AIM OF THE EXERCISE:
Count the lines in the records below that contain the word "Tensión", and give only that number.

RECORDS SHOWN:
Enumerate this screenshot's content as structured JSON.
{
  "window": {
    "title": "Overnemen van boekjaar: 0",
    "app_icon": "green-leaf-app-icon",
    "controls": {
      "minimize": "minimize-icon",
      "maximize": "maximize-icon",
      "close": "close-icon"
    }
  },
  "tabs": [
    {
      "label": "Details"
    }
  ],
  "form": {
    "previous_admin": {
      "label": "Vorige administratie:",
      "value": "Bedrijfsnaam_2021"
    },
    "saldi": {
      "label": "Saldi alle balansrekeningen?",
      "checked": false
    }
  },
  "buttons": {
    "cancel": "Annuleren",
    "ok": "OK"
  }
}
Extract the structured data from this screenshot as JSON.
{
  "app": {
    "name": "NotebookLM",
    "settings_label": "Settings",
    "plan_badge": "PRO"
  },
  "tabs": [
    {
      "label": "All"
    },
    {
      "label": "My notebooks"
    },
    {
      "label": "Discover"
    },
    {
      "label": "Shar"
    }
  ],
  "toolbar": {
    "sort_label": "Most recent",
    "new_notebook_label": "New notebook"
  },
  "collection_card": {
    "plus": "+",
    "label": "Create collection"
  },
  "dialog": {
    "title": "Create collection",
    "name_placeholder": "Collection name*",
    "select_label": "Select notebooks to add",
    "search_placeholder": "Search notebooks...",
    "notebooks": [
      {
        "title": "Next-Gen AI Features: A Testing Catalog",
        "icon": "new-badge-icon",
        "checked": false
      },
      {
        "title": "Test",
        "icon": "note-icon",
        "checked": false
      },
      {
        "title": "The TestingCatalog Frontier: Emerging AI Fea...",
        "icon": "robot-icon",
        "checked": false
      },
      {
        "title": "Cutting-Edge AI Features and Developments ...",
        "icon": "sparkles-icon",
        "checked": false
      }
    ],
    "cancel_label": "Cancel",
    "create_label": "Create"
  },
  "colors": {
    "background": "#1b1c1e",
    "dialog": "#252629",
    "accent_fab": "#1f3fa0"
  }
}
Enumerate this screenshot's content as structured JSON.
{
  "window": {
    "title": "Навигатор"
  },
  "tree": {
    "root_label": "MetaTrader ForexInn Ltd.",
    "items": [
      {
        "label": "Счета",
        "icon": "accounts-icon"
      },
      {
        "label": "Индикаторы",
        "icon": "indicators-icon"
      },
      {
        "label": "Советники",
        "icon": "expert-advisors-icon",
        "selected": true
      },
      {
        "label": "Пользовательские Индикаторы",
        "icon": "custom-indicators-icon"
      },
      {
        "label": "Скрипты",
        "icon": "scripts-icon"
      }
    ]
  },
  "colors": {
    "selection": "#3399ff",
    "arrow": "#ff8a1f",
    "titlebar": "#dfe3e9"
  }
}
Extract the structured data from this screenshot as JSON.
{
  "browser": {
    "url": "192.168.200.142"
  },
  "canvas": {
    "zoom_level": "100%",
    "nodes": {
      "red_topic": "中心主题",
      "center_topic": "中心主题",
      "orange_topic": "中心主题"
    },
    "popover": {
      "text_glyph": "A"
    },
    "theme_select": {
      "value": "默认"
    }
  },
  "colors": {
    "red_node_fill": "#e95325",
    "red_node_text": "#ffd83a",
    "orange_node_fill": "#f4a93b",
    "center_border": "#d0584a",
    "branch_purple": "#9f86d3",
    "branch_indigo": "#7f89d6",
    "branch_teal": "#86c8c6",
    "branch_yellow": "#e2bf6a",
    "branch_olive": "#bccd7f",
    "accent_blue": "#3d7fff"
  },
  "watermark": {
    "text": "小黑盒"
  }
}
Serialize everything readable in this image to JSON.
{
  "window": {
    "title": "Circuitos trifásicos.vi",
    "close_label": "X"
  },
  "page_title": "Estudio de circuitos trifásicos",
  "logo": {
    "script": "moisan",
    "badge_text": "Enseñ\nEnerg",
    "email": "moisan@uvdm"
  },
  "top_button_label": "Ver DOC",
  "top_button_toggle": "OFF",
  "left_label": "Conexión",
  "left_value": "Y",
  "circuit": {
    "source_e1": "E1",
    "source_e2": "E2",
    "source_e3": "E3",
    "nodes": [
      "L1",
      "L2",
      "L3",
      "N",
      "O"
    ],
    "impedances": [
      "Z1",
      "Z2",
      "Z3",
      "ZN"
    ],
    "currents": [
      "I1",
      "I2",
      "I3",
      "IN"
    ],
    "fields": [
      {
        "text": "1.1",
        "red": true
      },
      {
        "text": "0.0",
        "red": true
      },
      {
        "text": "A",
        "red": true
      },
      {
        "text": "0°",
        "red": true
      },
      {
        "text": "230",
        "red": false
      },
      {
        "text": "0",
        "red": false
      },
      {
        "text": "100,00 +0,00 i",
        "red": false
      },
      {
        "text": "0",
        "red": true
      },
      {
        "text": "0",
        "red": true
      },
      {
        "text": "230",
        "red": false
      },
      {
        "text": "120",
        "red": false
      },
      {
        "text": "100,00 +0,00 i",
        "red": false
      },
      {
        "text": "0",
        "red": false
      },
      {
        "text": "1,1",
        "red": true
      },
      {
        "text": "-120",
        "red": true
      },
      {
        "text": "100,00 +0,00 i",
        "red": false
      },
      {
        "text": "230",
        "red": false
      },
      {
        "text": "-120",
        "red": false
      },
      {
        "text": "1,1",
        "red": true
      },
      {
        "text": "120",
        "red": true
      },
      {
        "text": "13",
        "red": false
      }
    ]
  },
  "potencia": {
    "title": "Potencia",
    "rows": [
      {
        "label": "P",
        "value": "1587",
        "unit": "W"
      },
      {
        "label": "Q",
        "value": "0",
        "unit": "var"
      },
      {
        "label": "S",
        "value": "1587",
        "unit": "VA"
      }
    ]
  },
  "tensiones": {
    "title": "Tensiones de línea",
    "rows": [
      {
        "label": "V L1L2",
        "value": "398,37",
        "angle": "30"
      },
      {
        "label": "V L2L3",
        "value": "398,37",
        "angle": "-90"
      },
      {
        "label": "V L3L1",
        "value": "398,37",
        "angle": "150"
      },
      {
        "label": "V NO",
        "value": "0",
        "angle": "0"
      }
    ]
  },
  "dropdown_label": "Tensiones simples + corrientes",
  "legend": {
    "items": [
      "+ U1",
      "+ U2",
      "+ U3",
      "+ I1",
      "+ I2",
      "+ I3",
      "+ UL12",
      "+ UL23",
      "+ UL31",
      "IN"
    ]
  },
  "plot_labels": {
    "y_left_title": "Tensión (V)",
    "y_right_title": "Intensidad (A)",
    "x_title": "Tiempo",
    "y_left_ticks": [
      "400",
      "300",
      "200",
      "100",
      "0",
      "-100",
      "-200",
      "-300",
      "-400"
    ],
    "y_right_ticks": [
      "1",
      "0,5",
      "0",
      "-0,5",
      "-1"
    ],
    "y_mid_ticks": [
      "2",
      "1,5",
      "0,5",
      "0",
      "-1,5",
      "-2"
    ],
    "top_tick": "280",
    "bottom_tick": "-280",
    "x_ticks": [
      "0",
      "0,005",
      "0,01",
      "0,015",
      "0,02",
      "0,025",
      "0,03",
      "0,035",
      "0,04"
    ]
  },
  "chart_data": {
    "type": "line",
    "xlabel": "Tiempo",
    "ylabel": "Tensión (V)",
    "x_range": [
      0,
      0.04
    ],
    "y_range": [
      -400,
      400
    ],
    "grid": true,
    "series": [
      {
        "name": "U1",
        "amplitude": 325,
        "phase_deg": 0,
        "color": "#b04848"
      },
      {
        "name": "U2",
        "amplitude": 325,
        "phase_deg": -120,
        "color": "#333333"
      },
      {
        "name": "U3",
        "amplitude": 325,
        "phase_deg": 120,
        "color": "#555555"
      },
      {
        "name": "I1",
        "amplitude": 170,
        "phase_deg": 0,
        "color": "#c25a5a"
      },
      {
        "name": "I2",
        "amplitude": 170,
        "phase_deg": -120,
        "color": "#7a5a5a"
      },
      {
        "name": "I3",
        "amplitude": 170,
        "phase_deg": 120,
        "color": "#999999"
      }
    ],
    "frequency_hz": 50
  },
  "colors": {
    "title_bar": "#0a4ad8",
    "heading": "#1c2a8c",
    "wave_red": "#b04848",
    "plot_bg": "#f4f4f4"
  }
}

SOLUTION FOR THIS EXERCISE:
2